• Task goal: From the listing below, pick out each line with the word "scared".

• Data to process:

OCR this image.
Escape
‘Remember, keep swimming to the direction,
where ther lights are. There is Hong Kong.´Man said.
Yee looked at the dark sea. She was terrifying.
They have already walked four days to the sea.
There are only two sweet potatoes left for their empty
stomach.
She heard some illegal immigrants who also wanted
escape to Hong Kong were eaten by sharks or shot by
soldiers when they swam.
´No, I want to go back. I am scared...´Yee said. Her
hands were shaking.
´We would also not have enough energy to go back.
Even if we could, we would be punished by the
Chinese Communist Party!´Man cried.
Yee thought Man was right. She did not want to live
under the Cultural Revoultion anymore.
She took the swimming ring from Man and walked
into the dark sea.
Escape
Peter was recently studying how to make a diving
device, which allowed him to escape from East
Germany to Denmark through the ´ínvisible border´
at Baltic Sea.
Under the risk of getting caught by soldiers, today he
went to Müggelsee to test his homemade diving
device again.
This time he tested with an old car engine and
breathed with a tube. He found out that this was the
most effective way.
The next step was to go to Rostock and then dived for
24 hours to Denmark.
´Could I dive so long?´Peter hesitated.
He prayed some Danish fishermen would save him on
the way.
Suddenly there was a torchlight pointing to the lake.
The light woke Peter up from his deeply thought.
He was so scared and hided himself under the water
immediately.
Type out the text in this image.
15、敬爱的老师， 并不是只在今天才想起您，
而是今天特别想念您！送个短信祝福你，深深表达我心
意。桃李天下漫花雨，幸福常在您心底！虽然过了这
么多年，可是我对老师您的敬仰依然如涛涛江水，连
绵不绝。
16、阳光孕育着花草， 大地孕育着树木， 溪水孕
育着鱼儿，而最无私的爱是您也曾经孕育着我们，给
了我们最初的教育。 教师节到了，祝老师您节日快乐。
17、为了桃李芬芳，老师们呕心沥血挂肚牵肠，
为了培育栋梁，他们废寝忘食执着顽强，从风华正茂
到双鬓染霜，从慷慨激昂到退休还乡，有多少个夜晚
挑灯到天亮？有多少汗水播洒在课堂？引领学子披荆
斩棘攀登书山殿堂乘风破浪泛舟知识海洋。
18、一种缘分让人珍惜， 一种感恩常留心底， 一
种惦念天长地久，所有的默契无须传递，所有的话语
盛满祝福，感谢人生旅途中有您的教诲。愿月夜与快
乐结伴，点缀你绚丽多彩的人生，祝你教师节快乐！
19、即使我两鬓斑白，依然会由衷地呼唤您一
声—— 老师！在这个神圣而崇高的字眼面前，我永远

• Solution for this exercise:
´No, I want to go back. I am scared...´Yee said. Her
He was so scared and hided himself under the water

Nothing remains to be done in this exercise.